Work out the number of lines with "change" in them. Reply with that number and no other words.
[begin DATA LINES]
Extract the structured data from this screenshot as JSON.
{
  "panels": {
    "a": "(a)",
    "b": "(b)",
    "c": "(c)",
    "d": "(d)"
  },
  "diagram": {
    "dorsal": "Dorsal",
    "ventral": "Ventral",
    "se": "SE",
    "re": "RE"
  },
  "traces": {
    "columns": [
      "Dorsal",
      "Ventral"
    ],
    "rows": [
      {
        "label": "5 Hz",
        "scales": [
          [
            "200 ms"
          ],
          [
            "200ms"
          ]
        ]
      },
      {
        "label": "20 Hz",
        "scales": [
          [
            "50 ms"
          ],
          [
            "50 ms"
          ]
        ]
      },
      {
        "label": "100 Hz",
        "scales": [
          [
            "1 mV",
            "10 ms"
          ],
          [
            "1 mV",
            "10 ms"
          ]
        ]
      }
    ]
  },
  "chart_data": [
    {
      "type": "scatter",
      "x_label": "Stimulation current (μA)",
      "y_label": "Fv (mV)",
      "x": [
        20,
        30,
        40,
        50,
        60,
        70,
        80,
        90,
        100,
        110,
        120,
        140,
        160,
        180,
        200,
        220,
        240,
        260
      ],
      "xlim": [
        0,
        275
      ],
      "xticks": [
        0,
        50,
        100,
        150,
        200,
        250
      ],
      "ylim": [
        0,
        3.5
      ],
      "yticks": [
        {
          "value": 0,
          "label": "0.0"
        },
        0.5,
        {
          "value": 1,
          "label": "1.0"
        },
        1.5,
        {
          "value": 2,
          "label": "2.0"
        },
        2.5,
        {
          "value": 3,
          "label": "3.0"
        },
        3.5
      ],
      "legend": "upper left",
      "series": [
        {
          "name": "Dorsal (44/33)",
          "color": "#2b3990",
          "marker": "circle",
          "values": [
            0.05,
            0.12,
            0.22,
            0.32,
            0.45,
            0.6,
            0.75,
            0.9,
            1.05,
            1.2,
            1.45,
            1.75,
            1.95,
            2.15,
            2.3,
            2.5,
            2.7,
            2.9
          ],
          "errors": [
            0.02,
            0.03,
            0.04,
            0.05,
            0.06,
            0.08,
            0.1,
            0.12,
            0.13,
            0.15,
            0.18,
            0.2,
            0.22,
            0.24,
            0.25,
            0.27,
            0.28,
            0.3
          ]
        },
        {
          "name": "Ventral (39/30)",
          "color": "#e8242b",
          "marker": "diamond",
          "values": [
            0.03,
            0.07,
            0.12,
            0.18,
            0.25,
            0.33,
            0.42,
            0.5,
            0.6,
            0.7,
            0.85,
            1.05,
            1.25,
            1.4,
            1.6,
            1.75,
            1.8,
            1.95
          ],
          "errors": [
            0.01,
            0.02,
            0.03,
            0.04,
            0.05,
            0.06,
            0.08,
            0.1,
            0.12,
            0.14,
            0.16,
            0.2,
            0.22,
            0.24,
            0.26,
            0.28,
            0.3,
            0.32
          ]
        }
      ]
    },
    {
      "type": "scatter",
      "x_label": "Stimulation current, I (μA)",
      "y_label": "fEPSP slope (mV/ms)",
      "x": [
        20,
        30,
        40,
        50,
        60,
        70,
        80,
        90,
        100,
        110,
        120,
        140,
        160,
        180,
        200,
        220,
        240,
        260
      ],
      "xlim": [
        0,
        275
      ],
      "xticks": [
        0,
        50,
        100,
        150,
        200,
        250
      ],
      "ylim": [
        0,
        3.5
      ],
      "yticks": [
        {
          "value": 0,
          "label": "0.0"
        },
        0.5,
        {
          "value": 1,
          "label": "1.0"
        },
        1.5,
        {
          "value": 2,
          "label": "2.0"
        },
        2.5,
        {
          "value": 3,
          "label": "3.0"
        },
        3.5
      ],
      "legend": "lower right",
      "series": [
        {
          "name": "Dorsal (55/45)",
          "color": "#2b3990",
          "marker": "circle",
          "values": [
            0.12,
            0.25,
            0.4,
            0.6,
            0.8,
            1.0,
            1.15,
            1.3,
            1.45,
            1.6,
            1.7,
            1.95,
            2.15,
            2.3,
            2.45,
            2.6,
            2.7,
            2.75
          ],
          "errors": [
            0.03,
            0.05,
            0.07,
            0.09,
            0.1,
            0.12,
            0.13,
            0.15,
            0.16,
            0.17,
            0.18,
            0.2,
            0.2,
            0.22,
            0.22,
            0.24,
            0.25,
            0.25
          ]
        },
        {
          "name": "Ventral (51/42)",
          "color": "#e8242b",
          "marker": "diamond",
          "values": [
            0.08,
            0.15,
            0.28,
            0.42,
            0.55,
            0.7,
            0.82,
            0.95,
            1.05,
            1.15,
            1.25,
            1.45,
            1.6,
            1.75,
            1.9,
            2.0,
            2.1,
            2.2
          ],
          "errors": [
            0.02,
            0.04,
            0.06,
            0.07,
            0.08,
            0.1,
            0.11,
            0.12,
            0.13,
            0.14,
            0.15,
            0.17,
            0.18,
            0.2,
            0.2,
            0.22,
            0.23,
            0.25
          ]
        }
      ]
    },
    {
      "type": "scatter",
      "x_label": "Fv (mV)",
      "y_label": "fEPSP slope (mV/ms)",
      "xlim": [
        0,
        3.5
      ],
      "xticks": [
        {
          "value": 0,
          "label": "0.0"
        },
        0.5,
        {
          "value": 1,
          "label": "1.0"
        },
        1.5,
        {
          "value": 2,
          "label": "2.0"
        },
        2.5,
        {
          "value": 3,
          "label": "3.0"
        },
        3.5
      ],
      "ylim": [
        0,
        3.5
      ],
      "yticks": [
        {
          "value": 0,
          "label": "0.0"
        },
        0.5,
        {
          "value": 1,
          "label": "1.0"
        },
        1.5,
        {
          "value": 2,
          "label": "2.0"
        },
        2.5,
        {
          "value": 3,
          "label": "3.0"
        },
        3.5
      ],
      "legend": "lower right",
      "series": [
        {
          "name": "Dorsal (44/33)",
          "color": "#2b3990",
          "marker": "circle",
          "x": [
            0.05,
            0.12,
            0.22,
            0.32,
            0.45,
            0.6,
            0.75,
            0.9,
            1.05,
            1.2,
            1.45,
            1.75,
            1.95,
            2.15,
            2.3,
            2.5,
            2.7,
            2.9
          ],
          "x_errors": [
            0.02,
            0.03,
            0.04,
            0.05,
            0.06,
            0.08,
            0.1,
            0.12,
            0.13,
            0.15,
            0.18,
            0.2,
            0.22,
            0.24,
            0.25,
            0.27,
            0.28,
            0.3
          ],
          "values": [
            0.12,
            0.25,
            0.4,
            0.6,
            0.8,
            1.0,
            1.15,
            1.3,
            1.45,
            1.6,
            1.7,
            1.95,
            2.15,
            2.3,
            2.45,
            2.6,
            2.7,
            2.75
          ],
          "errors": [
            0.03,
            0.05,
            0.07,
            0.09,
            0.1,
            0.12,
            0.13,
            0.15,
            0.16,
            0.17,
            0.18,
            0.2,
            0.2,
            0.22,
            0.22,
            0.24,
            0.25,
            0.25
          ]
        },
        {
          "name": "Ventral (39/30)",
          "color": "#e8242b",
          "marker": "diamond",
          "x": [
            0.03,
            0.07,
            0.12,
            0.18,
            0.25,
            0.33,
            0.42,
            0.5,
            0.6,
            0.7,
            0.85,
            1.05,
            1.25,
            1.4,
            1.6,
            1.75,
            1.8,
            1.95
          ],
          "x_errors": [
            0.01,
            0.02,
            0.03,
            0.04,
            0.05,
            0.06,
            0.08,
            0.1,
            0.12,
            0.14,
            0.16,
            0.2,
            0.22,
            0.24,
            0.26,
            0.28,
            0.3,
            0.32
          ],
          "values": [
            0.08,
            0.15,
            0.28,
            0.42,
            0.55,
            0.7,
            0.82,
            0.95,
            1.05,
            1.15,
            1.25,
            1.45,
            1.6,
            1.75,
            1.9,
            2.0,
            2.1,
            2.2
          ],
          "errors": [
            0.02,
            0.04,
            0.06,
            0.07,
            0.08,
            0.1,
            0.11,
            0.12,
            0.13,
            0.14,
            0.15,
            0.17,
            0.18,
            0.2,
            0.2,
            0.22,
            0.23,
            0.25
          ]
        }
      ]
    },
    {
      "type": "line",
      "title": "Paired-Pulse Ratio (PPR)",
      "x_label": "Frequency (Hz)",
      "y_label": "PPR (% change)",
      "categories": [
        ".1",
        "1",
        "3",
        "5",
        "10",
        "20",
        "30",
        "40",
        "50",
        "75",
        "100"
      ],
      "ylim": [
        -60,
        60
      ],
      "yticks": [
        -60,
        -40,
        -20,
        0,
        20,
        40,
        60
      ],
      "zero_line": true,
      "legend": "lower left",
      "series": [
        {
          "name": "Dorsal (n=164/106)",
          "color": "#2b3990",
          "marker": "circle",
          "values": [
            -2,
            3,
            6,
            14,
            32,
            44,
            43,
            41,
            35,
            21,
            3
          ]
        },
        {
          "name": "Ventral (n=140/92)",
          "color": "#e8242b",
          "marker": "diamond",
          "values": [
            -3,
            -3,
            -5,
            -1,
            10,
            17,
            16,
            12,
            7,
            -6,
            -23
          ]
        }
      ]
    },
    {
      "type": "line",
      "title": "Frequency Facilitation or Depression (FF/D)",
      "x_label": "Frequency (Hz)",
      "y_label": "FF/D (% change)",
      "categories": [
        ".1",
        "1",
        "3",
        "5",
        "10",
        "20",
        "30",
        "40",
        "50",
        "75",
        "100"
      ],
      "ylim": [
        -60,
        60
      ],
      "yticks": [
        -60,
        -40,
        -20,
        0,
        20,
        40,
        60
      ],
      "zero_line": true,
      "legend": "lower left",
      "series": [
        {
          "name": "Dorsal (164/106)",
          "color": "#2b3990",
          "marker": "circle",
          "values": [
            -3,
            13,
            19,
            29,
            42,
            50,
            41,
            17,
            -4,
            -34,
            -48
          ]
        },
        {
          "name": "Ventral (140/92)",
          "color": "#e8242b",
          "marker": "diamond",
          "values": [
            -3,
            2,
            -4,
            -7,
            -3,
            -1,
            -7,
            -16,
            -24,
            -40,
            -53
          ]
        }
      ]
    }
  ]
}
[end DATA LINES]
* _WRITTEN SOLUTION_
2